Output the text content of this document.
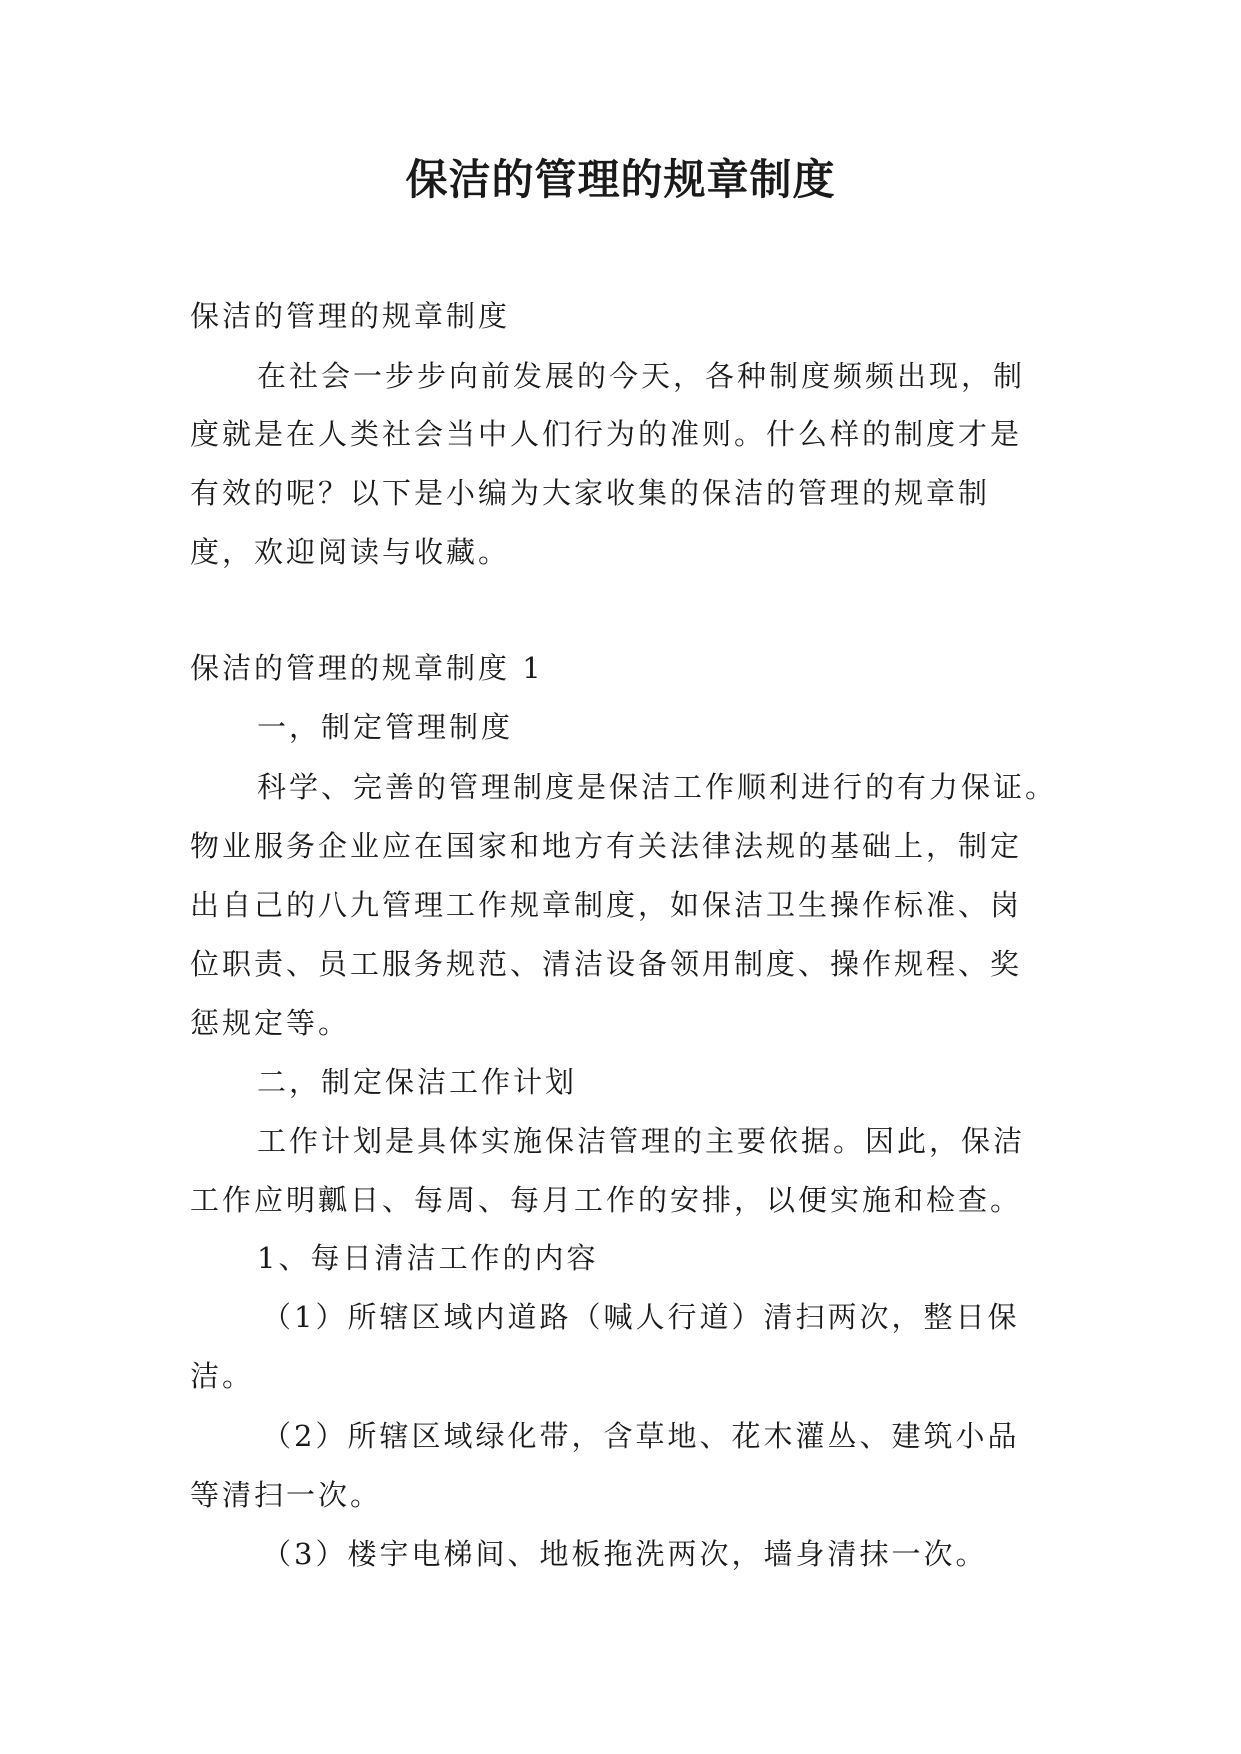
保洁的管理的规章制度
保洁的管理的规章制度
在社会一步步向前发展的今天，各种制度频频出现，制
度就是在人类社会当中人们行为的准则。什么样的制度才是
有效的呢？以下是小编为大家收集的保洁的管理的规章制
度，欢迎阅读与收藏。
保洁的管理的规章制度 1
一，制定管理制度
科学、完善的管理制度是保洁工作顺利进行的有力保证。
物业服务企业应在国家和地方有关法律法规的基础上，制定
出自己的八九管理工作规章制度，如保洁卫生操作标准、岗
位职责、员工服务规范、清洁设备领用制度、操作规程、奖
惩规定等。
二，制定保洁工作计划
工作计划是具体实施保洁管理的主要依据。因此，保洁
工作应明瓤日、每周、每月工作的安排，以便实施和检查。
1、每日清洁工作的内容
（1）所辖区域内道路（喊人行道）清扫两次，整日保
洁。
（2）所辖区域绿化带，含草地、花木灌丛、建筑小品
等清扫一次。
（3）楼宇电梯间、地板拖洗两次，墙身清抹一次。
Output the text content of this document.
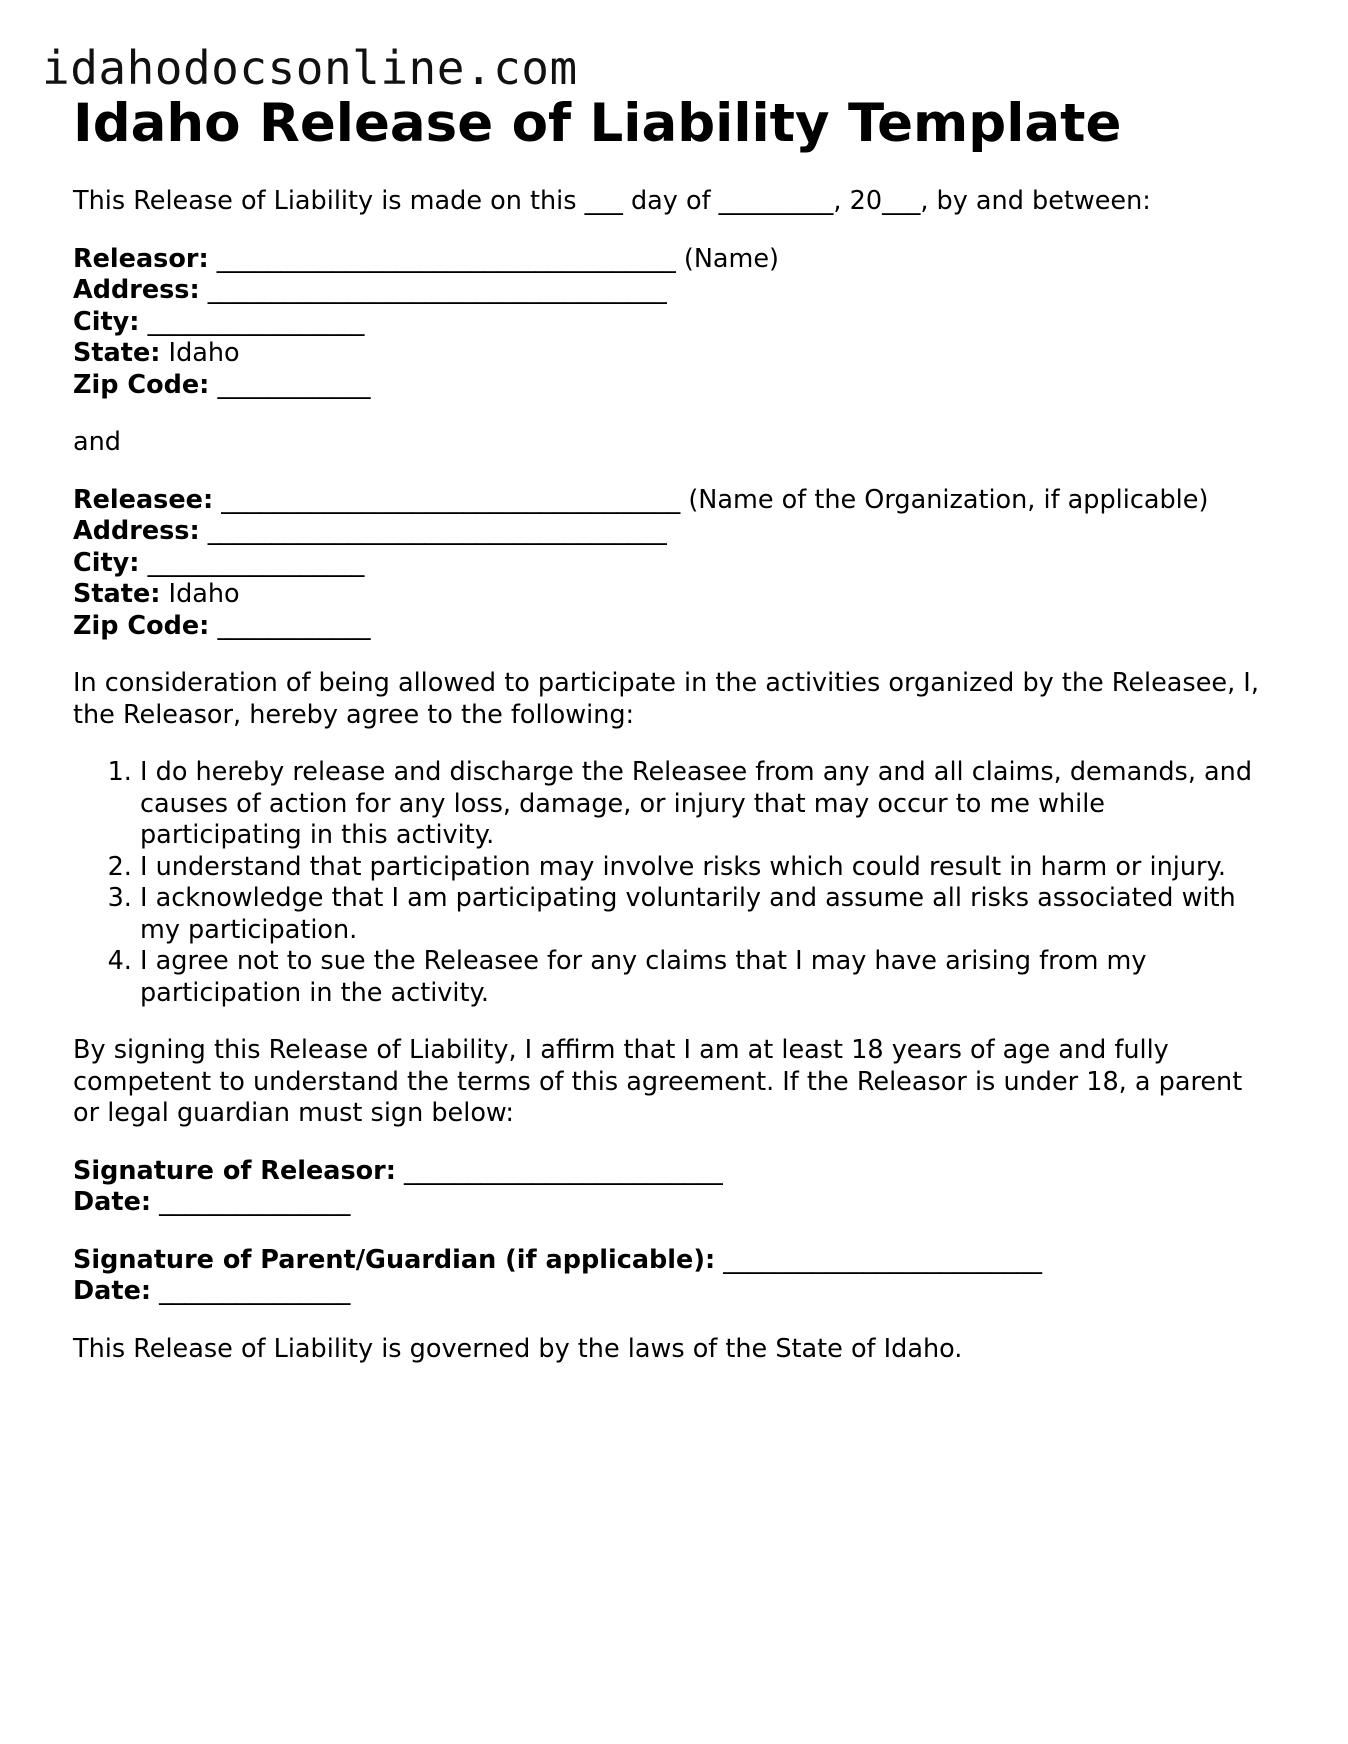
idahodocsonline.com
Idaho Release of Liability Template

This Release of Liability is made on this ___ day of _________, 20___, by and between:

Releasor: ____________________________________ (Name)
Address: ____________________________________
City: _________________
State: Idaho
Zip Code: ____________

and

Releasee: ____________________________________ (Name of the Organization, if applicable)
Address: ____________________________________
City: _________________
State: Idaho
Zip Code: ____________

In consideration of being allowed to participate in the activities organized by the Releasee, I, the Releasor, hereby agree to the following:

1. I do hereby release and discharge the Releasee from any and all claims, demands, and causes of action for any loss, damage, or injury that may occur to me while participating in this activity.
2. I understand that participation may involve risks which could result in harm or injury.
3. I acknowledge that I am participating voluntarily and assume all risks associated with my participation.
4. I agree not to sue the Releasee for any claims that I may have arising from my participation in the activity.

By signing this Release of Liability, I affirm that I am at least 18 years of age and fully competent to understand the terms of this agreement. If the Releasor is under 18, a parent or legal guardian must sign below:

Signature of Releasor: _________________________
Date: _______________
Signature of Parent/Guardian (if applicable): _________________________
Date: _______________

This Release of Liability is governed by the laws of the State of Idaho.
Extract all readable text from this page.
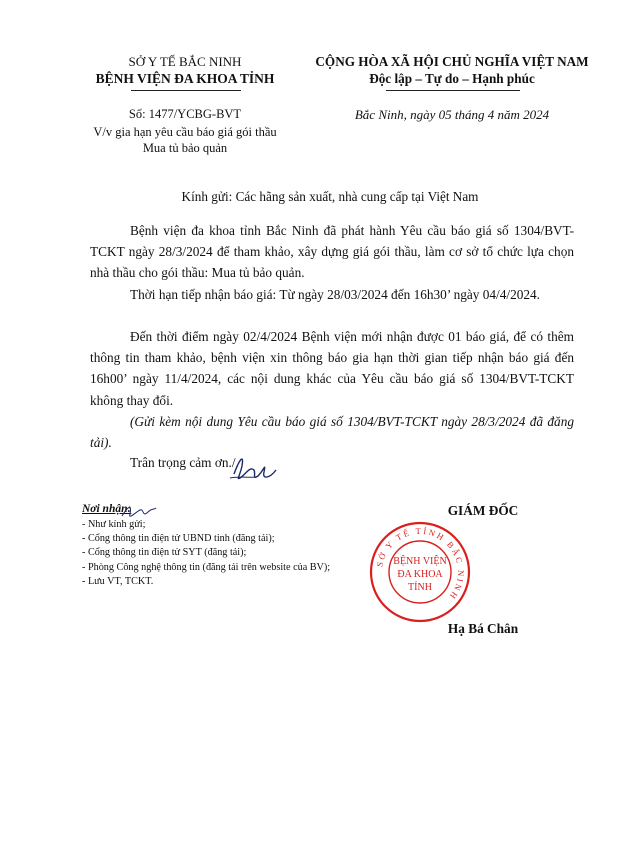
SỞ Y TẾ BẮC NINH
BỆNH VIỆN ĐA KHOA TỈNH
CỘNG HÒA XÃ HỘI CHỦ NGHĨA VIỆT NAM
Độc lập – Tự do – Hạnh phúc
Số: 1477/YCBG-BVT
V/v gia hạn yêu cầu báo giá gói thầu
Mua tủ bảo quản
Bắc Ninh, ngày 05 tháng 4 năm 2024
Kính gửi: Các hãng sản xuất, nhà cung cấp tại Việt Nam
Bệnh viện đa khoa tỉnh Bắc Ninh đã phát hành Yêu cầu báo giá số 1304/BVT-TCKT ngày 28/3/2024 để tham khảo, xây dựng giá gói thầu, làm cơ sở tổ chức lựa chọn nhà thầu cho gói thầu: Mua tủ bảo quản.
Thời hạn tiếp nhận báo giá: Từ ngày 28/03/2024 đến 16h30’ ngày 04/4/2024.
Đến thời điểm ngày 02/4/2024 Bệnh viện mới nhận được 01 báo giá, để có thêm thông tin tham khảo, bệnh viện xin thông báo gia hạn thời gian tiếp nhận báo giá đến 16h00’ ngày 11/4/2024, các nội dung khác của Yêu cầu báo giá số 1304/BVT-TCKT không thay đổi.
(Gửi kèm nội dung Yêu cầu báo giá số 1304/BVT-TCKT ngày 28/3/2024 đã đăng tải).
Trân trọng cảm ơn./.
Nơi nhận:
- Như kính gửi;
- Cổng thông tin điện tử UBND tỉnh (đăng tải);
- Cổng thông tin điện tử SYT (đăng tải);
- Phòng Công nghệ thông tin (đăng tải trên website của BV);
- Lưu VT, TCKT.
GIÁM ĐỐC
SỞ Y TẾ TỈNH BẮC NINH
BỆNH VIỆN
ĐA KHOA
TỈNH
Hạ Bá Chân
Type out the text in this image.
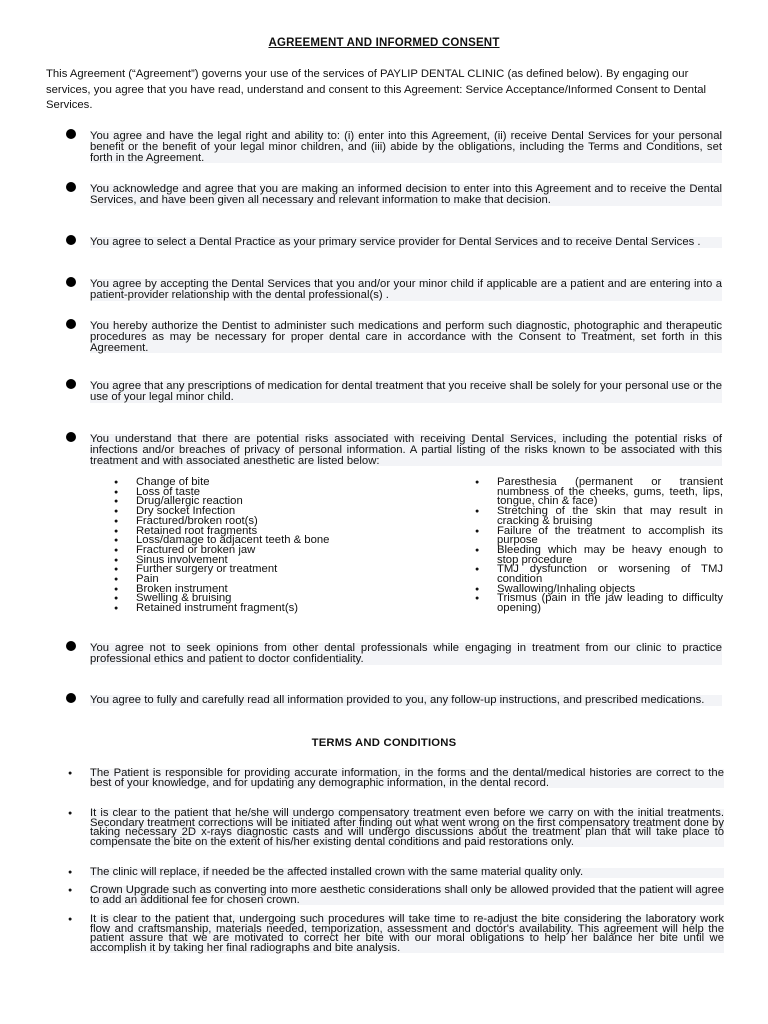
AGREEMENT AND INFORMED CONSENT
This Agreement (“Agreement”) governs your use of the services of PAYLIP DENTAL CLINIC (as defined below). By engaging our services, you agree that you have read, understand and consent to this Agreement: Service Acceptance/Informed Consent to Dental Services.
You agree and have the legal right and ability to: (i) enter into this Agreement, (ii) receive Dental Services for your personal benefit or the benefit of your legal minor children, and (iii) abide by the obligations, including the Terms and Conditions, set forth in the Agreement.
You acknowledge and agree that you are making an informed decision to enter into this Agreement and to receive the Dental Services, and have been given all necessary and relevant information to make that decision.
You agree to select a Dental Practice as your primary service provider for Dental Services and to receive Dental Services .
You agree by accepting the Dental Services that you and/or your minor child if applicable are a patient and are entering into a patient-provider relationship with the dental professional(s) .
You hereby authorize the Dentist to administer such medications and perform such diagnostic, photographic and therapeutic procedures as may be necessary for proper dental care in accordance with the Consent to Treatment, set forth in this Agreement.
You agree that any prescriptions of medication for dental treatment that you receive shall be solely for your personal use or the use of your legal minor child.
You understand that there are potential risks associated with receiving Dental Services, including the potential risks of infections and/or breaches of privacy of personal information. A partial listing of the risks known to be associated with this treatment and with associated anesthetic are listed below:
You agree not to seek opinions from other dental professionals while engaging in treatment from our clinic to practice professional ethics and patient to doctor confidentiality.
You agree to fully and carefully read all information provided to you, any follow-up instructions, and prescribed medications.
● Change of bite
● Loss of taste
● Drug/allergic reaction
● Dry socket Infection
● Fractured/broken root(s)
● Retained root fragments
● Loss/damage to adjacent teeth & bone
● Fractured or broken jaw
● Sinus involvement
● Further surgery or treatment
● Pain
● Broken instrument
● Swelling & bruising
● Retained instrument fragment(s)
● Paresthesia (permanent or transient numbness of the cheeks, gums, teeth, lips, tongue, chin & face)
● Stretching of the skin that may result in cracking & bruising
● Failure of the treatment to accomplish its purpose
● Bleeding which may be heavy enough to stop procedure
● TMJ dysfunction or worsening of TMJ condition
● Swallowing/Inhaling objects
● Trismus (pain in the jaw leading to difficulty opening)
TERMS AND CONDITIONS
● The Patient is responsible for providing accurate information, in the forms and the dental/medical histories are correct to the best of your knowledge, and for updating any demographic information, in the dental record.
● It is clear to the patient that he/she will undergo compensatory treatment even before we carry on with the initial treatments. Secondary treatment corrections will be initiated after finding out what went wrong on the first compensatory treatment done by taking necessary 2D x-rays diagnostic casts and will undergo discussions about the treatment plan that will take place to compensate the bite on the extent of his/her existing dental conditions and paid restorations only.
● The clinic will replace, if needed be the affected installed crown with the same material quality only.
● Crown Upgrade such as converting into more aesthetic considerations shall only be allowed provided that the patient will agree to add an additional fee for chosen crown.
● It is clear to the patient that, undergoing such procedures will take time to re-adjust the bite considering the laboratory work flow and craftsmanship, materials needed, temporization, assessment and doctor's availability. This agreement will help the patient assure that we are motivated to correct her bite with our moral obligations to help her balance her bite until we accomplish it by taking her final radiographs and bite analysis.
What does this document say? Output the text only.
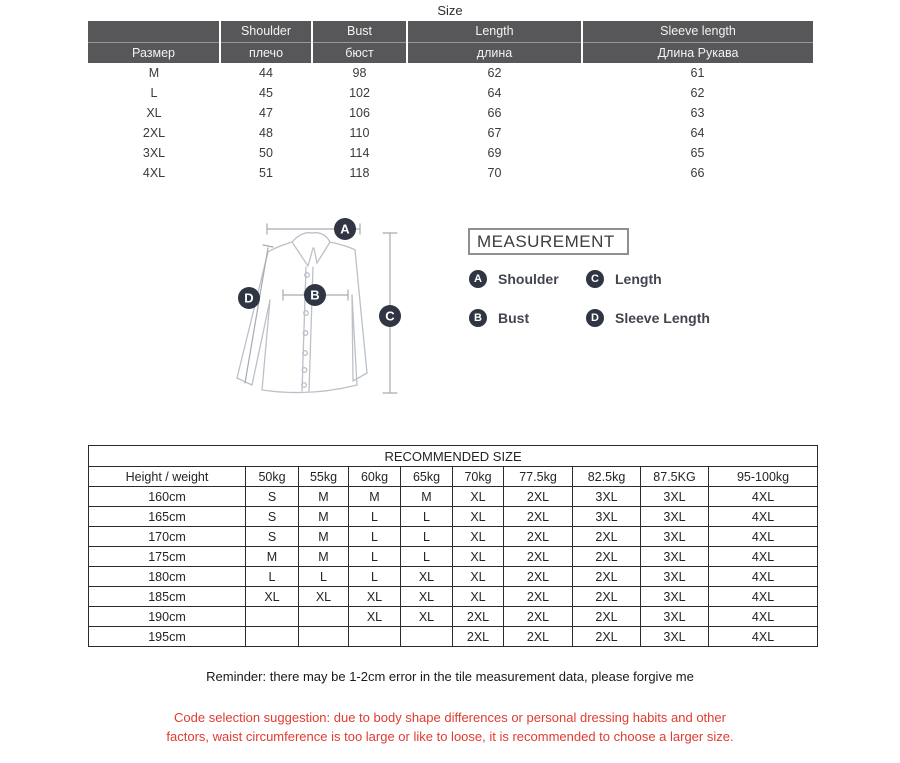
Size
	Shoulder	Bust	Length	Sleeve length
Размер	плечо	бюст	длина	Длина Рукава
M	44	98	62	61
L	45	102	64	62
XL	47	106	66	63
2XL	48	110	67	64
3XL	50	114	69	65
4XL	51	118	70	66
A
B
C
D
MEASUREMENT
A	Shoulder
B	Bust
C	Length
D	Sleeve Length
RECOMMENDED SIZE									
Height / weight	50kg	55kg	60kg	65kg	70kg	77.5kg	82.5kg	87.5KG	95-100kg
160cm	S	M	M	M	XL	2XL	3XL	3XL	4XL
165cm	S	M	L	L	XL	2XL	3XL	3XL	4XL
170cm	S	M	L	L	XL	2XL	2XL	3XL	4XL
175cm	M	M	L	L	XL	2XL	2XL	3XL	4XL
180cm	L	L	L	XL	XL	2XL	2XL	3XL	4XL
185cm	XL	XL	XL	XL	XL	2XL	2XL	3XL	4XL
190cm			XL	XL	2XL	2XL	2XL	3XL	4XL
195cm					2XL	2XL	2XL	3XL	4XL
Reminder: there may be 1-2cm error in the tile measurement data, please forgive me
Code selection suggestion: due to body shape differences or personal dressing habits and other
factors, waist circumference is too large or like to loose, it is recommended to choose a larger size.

_Do this_
Print the lines from the one holding "What does this" through the last line of the records, word for word, and omit the pictures.

_Exercise result_
What does this document say? Output the text only.
Size
	Shoulder	Bust	Length	Sleeve length
Размер	плечо	бюст	длина	Длина Рукава
M	44	98	62	61
L	45	102	64	62
XL	47	106	66	63
2XL	48	110	67	64
3XL	50	114	69	65
4XL	51	118	70	66
A
B
C
D
MEASUREMENT
A	Shoulder
B	Bust
C	Length
D	Sleeve Length
RECOMMENDED SIZE									
Height / weight	50kg	55kg	60kg	65kg	70kg	77.5kg	82.5kg	87.5KG	95-100kg
160cm	S	M	M	M	XL	2XL	3XL	3XL	4XL
165cm	S	M	L	L	XL	2XL	3XL	3XL	4XL
170cm	S	M	L	L	XL	2XL	2XL	3XL	4XL
175cm	M	M	L	L	XL	2XL	2XL	3XL	4XL
180cm	L	L	L	XL	XL	2XL	2XL	3XL	4XL
185cm	XL	XL	XL	XL	XL	2XL	2XL	3XL	4XL
190cm			XL	XL	2XL	2XL	2XL	3XL	4XL
195cm					2XL	2XL	2XL	3XL	4XL
Reminder: there may be 1-2cm error in the tile measurement data, please forgive me
Code selection suggestion: due to body shape differences or personal dressing habits and other
factors, waist circumference is too large or like to loose, it is recommended to choose a larger size.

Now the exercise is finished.